▶ Task description:
Print out the entries below with no edits.

Items listed in a dataset
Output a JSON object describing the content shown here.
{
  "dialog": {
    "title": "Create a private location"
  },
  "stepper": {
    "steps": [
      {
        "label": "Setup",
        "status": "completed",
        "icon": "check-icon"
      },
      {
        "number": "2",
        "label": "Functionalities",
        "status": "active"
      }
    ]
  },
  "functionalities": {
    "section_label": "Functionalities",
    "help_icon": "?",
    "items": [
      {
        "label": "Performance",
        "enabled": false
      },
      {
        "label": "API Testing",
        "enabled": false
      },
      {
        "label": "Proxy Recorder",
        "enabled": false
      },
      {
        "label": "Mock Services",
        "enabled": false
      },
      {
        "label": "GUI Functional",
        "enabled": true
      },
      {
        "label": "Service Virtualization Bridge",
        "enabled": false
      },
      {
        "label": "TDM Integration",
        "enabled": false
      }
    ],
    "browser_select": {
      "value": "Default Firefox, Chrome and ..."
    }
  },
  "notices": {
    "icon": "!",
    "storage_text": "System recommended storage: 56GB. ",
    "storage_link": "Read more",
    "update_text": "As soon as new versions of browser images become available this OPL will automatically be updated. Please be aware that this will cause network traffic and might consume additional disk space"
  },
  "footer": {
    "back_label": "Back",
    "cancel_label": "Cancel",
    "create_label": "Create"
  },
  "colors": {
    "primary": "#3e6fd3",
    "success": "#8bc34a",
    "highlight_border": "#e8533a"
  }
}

▶ Written reply:
Output a JSON object describing the content shown here.
{
  "dialog": {
    "title": "Create a private location"
  },
  "stepper": {
    "steps": [
      {
        "label": "Setup",
        "status": "completed",
        "icon": "check-icon"
      },
      {
        "number": "2",
        "label": "Functionalities",
        "status": "active"
      }
    ]
  },
  "functionalities": {
    "section_label": "Functionalities",
    "help_icon": "?",
    "items": [
      {
        "label": "Performance",
        "enabled": false
      },
      {
        "label": "API Testing",
        "enabled": false
      },
      {
        "label": "Proxy Recorder",
        "enabled": false
      },
      {
        "label": "Mock Services",
        "enabled": false
      },
      {
        "label": "GUI Functional",
        "enabled": true
      },
      {
        "label": "Service Virtualization Bridge",
        "enabled": false
      },
      {
        "label": "TDM Integration",
        "enabled": false
      }
    ],
    "browser_select": {
      "value": "Default Firefox, Chrome and ..."
    }
  },
  "notices": {
    "icon": "!",
    "storage_text": "System recommended storage: 56GB. ",
    "storage_link": "Read more",
    "update_text": "As soon as new versions of browser images become available this OPL will automatically be updated. Please be aware that this will cause network traffic and might consume additional disk space"
  },
  "footer": {
    "back_label": "Back",
    "cancel_label": "Cancel",
    "create_label": "Create"
  },
  "colors": {
    "primary": "#3e6fd3",
    "success": "#8bc34a",
    "highlight_border": "#e8533a"
  }
}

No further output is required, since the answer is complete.